**Required action**
In the commentary on India–China relations, what initiative of Dr Singh's in the north-east is described as important?

**Source text**
⁂

Therein lies the challenge for India’s political leadership in managing the transition phase in the medium term when China would remain more powerful but cannot be treated as such. To be sure, China is nowhere as powerful as the United States but it has acquired the ability to impose its will on individual nations around the world.

From Australia to Germany, from South Africa to South Korea, political leaders are careful not to rub China on the wrong side. When the odd one like Japan’s Prime Minister Shinzo Abe tries to, the Chinese make their displeasure known to all, and western media lectures Abe to be careful. Indeed, even US President Barack Obama had to postpone a meeting with the Dalai Lama at one point so as not to upset Beijing, and when the British tried to be brave about it, they were shown their place.  

Given this context, Dr Singh has so far been measured in the management of relations with China. He has been firm when firmness was required and accommodative when accommodation was possible. When the Chinese protested the Dalai Lama’s visit to Arunachal Pradesh, Dr Singh let it be known that no one can dictate to India who can travel where within India. After the Depsang incursion, while some of Singh’s advisors advocated a cautious response the PM let it be known that Chinese Prime Minister Li Keqiang’s visit would be in jeopardy if Chinese troops did not retreat to their earlier positions.

More to the point, during the past decade India has taken steps to strengthen its defence and surveillance capability along the entire Himalayas. One of Dr Singh’s important initiatives in the north-east was to build the trans-Arunachal highway and bolster border posts. On the other hand, Dr Singh has been extremely correct and cordial in his dealings with China and has never shied away from recognising China’s emerging regional and global role. 

Over the years Dr Singh has devoted considerable time to understand China, carefully poring over internal PMO files dating back to the 1950s, reading books and taking tutorials from the likes of Lee Kuan Yew and top class China scholars at home and abroad.

To be sure, Dr Singh goes to Beijing at a time when many around the world have come to doubt the India story. The very same Lee Kuan Yew who once used the metaphor of the two engines of an aircraft to describe the role of China and India in Asia, today believes India is no longer in the same league as China. In 2007, Lee wrote an essay in Forbes magazine wondering why the world is worried about China’s rise but is more comfortable with India’s and wondered if India’s openness, pluralism and democracy were the secrets to its global appeal. The same Lee now dismisses all talk of India being a balancer to China in Asia.

More than the slowing down of the Indian economy over the three years, it is the disfunctionality of the Indian system and its navel gazing politics that has raised new questions about India’s ability to play the role of a balancer in Asia’s emerging power politics. Can Dr Singh get Moscow and China to take India more seriously? That will be his single biggest challenge during this trip.

India will, of course, have to continue to focus on its domestic agenda of economic growth and development and maintain good relations with all major powers. In pursuing these priorities India can work with China, being more open to Chinese investment and increased business-to-business links. Over time both China and India can resolve their border dispute, while making sure that incidents like Depsang do not happen again.

While China is bigger and feels mightier at the moment, Beijing’s rulers would be well advised not to be tempted to provoke India, for that would only trigger a chain reaction around the world that would not serve anyone’s interests. Neither China nor India can afford to play zero-sum games and both would be better off learning to cooperate while competing, avoiding conflict even while contending with the trust deficit.

Sanjaya Baru is director for geo-economics and strategy, International Institute for Strategic Studies and honorary senior fellow, Centre for Policy Research, New Delhi.

⁂

**Information shown**

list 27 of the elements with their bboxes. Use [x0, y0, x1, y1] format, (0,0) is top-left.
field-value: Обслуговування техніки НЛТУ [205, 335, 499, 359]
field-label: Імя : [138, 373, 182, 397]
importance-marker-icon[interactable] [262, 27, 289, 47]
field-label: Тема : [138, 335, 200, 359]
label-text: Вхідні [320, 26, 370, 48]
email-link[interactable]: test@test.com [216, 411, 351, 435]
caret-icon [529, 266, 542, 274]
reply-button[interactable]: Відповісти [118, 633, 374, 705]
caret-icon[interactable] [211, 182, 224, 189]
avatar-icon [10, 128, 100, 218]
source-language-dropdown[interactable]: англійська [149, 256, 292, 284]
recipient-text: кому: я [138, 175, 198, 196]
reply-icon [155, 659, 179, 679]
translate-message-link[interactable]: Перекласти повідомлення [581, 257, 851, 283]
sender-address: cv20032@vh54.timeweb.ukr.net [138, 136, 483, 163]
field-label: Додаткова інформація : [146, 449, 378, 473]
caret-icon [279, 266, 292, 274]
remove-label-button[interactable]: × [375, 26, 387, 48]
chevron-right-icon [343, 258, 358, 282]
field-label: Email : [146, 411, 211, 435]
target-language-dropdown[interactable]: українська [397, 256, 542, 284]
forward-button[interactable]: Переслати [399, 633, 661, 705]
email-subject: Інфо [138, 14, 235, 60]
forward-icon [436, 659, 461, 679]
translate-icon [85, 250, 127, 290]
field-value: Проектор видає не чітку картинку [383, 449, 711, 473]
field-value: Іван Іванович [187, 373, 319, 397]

⁂

**Answer to this exercise**
Building the trans-Arunachal highway and bolstering border posts.